▼▼▼

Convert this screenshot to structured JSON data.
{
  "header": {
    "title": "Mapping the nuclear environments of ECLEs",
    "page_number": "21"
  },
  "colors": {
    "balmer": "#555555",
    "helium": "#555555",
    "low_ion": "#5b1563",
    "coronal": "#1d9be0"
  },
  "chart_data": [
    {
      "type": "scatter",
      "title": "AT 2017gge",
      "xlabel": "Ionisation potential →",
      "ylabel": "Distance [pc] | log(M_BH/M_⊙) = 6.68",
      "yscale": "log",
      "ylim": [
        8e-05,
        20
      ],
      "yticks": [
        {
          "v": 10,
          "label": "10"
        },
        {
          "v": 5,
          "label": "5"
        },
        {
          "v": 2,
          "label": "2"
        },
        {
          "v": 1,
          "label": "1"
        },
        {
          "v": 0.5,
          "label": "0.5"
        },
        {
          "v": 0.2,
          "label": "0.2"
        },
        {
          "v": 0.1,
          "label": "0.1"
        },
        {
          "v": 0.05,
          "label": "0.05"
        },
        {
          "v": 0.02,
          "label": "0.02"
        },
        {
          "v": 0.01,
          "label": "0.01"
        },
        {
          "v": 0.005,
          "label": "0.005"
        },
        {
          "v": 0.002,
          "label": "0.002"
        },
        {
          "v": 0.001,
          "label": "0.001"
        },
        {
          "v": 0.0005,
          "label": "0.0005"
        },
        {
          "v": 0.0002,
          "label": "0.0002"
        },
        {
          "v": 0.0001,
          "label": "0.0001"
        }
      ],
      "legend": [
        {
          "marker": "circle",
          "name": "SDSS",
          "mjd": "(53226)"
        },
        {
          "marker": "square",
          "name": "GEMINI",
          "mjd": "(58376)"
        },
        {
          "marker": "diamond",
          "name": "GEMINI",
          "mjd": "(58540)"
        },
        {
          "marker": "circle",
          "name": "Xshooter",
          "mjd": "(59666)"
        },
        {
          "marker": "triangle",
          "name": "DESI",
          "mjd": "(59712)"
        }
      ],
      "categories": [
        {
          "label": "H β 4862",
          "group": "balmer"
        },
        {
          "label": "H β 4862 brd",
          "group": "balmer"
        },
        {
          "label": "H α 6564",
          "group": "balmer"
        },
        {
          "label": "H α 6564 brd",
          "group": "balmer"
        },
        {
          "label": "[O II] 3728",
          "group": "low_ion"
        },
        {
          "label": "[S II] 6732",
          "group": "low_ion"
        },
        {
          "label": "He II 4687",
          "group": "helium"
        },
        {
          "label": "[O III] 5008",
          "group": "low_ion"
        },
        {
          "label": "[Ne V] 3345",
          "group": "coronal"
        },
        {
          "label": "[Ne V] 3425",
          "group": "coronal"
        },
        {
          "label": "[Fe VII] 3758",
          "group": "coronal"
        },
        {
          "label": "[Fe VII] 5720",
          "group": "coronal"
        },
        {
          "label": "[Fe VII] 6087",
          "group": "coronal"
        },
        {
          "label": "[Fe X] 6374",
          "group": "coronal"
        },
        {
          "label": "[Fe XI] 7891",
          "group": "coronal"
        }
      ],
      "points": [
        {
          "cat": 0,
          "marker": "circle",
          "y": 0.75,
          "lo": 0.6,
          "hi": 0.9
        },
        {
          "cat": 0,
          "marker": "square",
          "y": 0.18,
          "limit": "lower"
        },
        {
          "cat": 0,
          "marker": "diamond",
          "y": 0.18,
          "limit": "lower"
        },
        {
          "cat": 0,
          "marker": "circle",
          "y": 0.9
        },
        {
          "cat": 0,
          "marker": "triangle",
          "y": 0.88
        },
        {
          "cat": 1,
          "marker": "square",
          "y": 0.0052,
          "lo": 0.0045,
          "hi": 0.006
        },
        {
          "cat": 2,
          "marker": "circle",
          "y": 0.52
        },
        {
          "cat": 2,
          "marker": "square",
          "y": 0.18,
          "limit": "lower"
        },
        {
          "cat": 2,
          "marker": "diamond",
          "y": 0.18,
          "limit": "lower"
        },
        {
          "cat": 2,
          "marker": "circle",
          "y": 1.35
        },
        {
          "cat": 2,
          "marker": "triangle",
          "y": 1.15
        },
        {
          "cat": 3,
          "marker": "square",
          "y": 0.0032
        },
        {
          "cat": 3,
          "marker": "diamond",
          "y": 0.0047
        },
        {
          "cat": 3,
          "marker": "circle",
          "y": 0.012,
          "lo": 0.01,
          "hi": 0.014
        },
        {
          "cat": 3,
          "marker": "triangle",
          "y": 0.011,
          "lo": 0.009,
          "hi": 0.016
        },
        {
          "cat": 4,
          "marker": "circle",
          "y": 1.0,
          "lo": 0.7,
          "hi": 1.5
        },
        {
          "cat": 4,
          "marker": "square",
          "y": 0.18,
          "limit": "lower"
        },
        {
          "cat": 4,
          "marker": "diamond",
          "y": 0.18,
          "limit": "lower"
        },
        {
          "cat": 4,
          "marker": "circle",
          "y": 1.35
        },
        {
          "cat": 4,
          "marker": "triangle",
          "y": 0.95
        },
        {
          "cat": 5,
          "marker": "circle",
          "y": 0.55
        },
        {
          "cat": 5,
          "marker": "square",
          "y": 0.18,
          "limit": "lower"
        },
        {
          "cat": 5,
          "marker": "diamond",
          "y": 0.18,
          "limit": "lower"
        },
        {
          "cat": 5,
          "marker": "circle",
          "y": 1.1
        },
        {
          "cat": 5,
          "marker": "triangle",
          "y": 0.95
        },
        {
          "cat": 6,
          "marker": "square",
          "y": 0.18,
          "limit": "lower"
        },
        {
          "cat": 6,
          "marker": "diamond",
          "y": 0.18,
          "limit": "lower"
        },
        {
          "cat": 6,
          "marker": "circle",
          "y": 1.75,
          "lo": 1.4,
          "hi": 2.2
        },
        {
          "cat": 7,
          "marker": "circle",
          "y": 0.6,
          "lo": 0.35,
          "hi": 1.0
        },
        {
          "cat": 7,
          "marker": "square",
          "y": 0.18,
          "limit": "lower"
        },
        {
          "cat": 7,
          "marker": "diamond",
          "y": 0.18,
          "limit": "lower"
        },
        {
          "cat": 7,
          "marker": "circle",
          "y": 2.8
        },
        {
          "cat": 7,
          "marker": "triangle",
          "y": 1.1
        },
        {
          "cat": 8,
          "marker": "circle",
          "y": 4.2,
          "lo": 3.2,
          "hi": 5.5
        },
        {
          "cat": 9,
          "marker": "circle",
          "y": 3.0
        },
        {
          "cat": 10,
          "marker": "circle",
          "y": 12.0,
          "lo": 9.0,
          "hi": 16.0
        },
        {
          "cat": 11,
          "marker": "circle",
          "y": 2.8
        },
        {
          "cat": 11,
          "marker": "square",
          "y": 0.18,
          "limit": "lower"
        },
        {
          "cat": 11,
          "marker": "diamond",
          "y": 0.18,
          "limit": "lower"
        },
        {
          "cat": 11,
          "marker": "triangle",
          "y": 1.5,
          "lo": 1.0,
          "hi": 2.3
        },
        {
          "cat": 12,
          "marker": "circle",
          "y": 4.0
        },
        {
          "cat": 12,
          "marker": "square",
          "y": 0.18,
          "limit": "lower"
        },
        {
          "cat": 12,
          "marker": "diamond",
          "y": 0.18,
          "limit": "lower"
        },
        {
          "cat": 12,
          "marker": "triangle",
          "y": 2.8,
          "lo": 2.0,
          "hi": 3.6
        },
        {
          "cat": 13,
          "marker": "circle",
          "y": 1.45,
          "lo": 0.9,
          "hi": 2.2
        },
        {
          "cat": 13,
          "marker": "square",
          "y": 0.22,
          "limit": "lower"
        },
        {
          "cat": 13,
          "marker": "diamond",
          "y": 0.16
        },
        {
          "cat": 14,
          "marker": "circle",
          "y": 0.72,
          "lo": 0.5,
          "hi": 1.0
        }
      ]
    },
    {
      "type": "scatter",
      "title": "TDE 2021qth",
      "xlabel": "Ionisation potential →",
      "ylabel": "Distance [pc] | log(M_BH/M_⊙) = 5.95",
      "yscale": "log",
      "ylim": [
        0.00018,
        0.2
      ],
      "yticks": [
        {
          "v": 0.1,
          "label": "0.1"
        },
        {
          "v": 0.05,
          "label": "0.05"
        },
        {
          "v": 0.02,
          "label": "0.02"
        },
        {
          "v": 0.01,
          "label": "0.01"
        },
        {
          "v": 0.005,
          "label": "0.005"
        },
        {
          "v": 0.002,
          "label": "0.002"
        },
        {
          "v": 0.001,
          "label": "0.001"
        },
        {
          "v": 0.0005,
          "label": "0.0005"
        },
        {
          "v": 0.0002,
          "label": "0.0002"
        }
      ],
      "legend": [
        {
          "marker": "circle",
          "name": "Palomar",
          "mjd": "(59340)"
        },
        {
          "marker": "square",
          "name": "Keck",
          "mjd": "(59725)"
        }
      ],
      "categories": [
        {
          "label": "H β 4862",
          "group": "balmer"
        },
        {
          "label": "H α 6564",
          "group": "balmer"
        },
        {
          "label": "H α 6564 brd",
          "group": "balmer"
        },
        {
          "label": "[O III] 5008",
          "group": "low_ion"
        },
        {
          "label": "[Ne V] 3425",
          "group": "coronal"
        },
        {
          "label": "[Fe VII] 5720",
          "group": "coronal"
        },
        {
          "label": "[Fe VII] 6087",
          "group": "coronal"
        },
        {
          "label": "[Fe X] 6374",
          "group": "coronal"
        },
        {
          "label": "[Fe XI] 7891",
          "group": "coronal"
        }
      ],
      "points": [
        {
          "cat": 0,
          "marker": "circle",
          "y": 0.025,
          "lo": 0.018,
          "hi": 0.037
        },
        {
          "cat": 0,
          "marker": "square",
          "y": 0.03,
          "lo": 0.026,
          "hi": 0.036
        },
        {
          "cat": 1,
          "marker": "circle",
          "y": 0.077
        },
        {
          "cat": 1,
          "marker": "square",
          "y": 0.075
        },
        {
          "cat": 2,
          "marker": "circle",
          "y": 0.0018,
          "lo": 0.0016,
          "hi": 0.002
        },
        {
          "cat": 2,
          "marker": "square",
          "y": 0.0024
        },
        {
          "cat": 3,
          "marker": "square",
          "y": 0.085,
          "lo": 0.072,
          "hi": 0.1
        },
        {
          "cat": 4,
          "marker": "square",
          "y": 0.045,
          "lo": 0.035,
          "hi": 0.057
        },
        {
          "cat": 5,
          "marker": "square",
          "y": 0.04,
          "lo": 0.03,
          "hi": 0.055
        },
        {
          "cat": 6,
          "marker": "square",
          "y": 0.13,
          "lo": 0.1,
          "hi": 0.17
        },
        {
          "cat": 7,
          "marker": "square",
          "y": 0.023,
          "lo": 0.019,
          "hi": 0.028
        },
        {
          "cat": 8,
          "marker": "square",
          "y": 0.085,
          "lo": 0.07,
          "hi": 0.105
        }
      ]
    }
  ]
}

▲▲▲

In the records above, locate the lines holding the word "title". Copy each of them.

    "title": "Mapping the nuclear environments of ECLEs",
      "title": "AT 2017gge",
      "title": "TDE 2021qth",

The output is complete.